Written exercise:
Output all lines exactly, with nothing added or dropped.

Data records
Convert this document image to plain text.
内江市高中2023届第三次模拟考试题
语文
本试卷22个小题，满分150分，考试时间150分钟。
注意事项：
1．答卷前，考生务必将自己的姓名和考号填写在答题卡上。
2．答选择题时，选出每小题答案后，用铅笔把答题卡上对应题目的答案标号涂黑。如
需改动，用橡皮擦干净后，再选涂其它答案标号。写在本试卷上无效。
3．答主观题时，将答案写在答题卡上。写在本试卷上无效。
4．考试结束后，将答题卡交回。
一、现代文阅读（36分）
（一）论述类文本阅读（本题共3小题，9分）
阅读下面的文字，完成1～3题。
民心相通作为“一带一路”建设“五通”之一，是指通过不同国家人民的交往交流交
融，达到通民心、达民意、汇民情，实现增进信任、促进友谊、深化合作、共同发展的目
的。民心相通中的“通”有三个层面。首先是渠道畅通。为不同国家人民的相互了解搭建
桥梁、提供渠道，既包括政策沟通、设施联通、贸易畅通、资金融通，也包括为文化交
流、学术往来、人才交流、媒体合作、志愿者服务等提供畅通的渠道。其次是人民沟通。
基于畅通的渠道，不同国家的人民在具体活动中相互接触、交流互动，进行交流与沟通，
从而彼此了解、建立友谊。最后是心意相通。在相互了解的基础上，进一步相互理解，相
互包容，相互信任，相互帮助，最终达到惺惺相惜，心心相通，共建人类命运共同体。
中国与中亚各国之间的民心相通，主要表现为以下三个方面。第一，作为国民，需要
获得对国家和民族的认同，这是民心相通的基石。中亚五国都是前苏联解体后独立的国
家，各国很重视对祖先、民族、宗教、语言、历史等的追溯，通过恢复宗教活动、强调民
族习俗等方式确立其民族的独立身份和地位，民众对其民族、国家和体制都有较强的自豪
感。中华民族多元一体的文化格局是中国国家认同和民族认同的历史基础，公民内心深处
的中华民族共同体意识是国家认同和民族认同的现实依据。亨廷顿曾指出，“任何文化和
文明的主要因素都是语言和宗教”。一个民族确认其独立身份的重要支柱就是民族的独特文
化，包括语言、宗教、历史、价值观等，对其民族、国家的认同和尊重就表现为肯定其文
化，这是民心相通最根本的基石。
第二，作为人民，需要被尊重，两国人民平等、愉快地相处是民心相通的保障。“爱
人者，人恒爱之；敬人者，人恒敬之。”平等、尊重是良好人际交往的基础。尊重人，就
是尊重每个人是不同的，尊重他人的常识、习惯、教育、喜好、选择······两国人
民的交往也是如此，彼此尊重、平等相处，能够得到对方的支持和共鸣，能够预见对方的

Complete output:
Convert this document image to plain text.
内江市高中2023届第三次模拟考试题
语文
本试卷22个小题，满分150分，考试时间150分钟。
注意事项：
1．答卷前，考生务必将自己的姓名和考号填写在答题卡上。
2．答选择题时，选出每小题答案后，用铅笔把答题卡上对应题目的答案标号涂黑。如
需改动，用橡皮擦干净后，再选涂其它答案标号。写在本试卷上无效。
3．答主观题时，将答案写在答题卡上。写在本试卷上无效。
4．考试结束后，将答题卡交回。
一、现代文阅读（36分）
（一）论述类文本阅读（本题共3小题，9分）
阅读下面的文字，完成1～3题。
民心相通作为“一带一路”建设“五通”之一，是指通过不同国家人民的交往交流交
融，达到通民心、达民意、汇民情，实现增进信任、促进友谊、深化合作、共同发展的目
的。民心相通中的“通”有三个层面。首先是渠道畅通。为不同国家人民的相互了解搭建
桥梁、提供渠道，既包括政策沟通、设施联通、贸易畅通、资金融通，也包括为文化交
流、学术往来、人才交流、媒体合作、志愿者服务等提供畅通的渠道。其次是人民沟通。
基于畅通的渠道，不同国家的人民在具体活动中相互接触、交流互动，进行交流与沟通，
从而彼此了解、建立友谊。最后是心意相通。在相互了解的基础上，进一步相互理解，相
互包容，相互信任，相互帮助，最终达到惺惺相惜，心心相通，共建人类命运共同体。
中国与中亚各国之间的民心相通，主要表现为以下三个方面。第一，作为国民，需要
获得对国家和民族的认同，这是民心相通的基石。中亚五国都是前苏联解体后独立的国
家，各国很重视对祖先、民族、宗教、语言、历史等的追溯，通过恢复宗教活动、强调民
族习俗等方式确立其民族的独立身份和地位，民众对其民族、国家和体制都有较强的自豪
感。中华民族多元一体的文化格局是中国国家认同和民族认同的历史基础，公民内心深处
的中华民族共同体意识是国家认同和民族认同的现实依据。亨廷顿曾指出，“任何文化和
文明的主要因素都是语言和宗教”。一个民族确认其独立身份的重要支柱就是民族的独特文
化，包括语言、宗教、历史、价值观等，对其民族、国家的认同和尊重就表现为肯定其文
化，这是民心相通最根本的基石。
第二，作为人民，需要被尊重，两国人民平等、愉快地相处是民心相通的保障。“爱
人者，人恒爱之；敬人者，人恒敬之。”平等、尊重是良好人际交往的基础。尊重人，就
是尊重每个人是不同的，尊重他人的常识、习惯、教育、喜好、选择······两国人
民的交往也是如此，彼此尊重、平等相处，能够得到对方的支持和共鸣，能够预见对方的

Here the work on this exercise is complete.